*THE REQUEST*. Look through the lines below and extract any with the word "colors".

◆ ◆ ◆ ◆

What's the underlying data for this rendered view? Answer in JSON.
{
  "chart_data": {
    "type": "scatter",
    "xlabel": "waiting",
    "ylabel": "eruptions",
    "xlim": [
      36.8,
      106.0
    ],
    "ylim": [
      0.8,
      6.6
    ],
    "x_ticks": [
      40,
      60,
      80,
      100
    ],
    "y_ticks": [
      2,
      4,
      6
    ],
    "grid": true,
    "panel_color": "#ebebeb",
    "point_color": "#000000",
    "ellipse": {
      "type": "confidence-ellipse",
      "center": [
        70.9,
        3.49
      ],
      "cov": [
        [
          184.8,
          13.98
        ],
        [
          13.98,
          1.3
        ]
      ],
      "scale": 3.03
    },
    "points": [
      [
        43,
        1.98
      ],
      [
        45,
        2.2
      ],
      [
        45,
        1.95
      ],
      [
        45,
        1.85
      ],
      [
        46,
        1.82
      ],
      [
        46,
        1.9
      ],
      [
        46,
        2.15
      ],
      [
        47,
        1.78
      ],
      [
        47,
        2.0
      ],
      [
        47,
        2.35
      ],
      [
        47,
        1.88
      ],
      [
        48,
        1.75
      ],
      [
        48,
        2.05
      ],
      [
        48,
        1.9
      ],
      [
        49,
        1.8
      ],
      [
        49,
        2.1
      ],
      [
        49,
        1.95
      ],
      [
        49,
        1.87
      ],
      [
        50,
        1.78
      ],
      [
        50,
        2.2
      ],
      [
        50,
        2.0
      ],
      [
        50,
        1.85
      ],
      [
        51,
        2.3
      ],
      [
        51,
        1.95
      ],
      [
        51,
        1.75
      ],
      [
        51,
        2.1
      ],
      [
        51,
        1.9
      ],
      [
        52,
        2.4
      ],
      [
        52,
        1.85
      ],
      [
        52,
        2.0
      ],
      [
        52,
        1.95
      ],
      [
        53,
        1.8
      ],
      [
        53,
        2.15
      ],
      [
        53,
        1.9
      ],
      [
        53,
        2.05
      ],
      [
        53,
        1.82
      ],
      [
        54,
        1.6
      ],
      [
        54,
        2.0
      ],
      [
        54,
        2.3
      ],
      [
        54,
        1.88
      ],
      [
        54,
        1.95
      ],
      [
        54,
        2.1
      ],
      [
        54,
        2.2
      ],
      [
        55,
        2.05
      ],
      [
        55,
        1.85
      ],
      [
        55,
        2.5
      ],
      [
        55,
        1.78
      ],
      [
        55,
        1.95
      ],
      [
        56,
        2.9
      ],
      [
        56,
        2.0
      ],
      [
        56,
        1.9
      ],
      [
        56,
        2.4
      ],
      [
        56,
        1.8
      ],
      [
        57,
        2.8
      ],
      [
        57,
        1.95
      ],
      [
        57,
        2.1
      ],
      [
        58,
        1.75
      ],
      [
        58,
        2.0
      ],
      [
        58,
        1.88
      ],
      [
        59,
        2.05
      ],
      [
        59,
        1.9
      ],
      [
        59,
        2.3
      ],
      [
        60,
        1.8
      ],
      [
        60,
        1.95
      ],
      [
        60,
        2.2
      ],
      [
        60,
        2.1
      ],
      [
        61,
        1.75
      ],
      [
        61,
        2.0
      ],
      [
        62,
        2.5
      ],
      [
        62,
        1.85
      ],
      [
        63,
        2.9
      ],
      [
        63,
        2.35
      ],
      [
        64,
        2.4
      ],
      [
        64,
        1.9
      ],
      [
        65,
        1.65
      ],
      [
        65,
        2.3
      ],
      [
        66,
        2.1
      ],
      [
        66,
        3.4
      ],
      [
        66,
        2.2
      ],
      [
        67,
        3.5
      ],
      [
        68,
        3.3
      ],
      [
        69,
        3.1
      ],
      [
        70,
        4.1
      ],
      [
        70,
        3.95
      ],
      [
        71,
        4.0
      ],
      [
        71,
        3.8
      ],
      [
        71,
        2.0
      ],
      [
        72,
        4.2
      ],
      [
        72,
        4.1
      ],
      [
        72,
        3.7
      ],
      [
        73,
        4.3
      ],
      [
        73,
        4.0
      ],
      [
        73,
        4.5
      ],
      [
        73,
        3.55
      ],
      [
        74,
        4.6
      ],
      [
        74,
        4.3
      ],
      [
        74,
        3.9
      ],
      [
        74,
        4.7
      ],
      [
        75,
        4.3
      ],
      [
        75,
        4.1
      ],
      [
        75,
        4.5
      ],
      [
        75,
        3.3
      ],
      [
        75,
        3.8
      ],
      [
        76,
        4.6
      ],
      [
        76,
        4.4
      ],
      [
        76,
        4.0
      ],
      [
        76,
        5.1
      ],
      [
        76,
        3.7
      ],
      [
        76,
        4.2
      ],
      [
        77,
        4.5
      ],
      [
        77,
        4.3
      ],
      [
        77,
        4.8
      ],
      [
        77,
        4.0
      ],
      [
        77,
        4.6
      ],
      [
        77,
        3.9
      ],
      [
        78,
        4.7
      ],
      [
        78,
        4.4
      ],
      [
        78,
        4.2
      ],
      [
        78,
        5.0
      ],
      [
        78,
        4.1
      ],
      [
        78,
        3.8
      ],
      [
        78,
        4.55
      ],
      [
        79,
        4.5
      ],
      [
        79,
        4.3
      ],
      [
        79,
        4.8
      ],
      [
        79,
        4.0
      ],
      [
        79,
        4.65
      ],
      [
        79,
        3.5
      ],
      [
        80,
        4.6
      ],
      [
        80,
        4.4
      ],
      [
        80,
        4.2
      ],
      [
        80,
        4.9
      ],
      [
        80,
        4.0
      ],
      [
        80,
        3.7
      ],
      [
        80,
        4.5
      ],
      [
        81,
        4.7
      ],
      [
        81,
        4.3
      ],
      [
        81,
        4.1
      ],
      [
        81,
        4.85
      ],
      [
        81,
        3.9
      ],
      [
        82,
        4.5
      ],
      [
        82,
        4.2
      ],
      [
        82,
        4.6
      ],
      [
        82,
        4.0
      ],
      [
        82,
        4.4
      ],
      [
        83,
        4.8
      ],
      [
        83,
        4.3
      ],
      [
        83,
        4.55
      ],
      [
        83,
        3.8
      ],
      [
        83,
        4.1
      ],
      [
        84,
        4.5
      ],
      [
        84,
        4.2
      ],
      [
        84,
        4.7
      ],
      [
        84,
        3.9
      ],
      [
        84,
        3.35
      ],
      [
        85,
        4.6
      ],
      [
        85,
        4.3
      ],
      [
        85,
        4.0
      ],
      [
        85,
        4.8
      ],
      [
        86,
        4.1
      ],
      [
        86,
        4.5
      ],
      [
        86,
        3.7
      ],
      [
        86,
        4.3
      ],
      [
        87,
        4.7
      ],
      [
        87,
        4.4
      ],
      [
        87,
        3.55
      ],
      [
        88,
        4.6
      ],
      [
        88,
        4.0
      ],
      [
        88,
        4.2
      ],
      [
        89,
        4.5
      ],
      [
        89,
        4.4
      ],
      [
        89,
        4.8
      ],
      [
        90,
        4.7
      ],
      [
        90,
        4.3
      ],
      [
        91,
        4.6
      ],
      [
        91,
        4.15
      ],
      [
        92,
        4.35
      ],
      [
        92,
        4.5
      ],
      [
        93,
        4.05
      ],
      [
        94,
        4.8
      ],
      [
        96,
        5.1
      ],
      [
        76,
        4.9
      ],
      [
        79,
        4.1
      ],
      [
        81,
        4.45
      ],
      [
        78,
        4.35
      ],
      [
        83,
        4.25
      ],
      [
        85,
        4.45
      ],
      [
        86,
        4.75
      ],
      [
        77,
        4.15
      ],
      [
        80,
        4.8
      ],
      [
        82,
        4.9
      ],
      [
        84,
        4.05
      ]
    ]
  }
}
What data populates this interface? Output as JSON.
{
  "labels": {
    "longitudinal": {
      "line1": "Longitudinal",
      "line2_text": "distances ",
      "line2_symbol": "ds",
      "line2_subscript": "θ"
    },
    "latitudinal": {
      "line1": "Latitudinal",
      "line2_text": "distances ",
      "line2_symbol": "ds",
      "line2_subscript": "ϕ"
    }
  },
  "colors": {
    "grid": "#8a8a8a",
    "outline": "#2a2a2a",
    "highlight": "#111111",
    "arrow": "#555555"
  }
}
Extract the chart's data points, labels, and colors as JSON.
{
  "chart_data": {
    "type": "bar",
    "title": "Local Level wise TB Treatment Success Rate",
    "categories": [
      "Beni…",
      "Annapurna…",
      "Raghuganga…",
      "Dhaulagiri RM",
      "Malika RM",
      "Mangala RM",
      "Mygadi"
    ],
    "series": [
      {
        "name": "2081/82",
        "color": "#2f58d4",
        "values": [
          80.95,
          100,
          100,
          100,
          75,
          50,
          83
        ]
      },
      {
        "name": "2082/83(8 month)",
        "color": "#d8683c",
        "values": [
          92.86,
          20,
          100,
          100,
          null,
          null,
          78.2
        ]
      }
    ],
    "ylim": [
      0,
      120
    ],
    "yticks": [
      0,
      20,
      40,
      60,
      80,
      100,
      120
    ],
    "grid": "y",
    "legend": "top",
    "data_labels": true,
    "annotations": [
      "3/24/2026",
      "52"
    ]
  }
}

◆ ◆ ◆ ◆

*TASK RESPONSE*.
  "colors": {
Extract the chart's data points, labels, and colors as JSON.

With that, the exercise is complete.